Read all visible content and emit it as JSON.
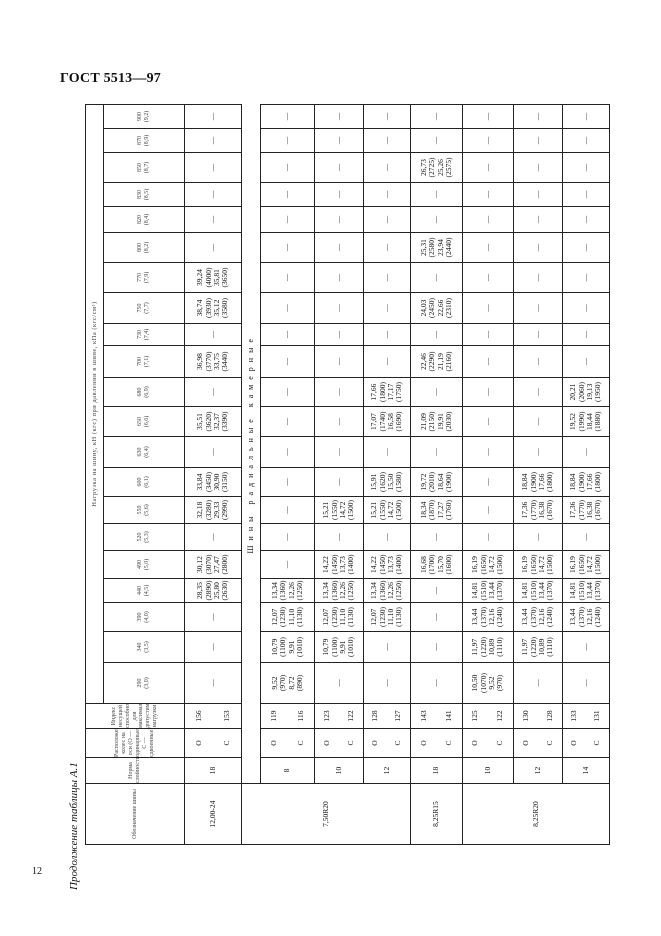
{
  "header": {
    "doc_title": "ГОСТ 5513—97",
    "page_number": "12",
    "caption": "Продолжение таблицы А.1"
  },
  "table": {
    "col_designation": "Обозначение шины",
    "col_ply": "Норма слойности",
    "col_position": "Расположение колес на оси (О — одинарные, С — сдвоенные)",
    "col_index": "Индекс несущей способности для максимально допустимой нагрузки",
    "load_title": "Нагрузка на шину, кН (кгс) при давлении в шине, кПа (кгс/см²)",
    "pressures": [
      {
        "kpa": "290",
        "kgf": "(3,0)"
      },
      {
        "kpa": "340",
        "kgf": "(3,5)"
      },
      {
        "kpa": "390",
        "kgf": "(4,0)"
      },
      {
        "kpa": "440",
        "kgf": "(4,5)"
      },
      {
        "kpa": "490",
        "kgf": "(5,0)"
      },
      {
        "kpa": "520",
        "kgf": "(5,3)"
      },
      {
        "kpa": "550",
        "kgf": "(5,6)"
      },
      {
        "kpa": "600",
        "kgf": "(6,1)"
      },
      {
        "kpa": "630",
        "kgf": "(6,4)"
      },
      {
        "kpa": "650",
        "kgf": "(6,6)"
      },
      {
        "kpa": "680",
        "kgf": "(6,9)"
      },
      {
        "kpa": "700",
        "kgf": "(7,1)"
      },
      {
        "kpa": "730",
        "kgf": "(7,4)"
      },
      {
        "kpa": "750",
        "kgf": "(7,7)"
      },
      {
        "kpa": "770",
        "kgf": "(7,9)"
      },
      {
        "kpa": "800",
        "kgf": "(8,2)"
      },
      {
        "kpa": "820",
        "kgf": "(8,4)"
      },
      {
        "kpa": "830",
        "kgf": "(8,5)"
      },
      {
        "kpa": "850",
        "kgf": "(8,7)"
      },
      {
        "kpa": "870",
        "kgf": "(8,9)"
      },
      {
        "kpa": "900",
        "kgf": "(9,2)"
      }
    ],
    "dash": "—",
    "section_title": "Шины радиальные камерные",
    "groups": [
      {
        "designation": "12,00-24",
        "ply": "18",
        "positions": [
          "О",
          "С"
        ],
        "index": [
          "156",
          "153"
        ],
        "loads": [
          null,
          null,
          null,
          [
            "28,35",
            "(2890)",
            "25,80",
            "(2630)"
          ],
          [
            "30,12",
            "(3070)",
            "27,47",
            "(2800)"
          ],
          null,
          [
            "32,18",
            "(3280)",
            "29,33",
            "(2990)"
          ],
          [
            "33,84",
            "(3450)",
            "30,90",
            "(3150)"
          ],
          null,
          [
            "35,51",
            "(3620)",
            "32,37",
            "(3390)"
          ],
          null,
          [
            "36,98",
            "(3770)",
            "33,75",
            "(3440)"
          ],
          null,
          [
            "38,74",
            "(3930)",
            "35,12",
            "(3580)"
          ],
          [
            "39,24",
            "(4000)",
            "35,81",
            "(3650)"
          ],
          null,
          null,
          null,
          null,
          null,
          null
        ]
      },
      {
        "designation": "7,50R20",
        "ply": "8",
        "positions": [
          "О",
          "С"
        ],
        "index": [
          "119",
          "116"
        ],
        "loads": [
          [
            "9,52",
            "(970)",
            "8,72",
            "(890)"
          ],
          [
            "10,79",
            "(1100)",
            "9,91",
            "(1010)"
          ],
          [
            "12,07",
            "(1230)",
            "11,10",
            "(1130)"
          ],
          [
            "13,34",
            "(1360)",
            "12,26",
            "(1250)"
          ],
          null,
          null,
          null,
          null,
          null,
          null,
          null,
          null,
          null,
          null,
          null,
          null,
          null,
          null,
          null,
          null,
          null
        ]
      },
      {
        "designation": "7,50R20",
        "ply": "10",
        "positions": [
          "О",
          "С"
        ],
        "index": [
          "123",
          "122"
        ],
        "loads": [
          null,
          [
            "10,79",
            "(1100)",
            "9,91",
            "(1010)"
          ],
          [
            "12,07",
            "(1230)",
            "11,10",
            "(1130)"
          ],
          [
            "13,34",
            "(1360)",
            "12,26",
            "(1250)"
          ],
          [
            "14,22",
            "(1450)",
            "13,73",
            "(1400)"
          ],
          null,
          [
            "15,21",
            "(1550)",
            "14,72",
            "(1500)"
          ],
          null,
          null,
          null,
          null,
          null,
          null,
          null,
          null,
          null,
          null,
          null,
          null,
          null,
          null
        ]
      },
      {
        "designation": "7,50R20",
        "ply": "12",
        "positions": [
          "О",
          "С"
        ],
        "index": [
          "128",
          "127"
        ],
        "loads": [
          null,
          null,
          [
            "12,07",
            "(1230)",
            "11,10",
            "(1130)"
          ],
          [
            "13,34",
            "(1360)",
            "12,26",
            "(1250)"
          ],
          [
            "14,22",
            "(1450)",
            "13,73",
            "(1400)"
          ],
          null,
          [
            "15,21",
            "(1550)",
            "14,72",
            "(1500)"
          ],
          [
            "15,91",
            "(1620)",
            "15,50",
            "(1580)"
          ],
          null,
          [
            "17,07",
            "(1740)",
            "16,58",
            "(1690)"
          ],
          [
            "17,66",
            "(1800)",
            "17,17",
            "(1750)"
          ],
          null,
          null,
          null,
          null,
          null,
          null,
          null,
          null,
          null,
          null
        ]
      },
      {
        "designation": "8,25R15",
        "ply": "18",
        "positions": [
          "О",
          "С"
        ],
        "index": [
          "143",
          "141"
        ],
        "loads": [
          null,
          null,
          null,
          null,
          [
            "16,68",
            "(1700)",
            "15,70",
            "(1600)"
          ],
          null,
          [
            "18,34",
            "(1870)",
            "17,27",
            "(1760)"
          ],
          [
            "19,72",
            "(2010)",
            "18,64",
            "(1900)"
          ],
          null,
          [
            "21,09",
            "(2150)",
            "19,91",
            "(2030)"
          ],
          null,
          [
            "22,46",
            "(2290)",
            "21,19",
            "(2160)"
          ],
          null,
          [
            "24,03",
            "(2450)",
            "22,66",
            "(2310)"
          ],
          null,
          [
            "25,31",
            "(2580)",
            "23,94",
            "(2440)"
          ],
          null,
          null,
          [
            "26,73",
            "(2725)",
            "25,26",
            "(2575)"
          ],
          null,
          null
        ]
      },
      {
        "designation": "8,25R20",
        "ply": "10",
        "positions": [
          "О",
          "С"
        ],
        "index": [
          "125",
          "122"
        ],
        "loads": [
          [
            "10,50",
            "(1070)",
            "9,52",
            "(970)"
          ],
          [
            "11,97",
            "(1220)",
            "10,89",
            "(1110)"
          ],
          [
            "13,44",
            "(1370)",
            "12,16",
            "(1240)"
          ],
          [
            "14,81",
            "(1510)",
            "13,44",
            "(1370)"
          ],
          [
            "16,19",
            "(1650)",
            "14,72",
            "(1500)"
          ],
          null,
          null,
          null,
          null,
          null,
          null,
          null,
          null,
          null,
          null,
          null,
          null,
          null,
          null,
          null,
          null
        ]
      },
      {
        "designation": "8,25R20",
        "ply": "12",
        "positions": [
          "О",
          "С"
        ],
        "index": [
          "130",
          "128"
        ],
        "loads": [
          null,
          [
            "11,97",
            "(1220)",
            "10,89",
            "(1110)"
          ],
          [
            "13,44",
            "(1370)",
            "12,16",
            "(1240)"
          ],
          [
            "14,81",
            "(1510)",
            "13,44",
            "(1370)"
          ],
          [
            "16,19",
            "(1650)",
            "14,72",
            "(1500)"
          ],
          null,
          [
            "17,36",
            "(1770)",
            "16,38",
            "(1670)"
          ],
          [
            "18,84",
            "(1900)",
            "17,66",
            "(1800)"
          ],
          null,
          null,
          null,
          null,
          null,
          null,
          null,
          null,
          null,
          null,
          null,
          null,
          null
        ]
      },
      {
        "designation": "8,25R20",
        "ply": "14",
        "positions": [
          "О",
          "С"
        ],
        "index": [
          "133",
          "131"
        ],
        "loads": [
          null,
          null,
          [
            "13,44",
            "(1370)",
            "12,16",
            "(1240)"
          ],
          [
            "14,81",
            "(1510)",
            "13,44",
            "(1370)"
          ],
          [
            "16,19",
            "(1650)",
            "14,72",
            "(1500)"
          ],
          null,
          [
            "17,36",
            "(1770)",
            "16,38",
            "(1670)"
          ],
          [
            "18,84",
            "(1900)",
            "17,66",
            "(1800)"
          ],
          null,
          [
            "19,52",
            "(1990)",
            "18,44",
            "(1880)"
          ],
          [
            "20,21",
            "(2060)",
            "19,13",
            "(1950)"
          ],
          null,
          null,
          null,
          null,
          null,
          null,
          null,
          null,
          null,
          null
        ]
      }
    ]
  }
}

* * *

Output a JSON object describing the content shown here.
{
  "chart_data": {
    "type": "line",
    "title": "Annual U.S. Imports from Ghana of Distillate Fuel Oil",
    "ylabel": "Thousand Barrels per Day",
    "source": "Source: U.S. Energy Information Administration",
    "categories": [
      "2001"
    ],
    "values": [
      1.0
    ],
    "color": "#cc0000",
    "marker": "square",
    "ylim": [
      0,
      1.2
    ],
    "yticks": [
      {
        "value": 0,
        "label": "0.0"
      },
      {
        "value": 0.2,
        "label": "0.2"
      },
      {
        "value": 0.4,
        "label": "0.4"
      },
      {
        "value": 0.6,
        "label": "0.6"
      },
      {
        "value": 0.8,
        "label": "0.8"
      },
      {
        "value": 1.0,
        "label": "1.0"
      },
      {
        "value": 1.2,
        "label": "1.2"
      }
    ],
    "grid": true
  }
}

→ WHAT THE TASK REQUIRES
Which lines hold the string "content"? Copy all of them from the data above.

→ THE SOLUTION
Read all visible content and emit it as JSON.
Output a JSON object describing the content shown here.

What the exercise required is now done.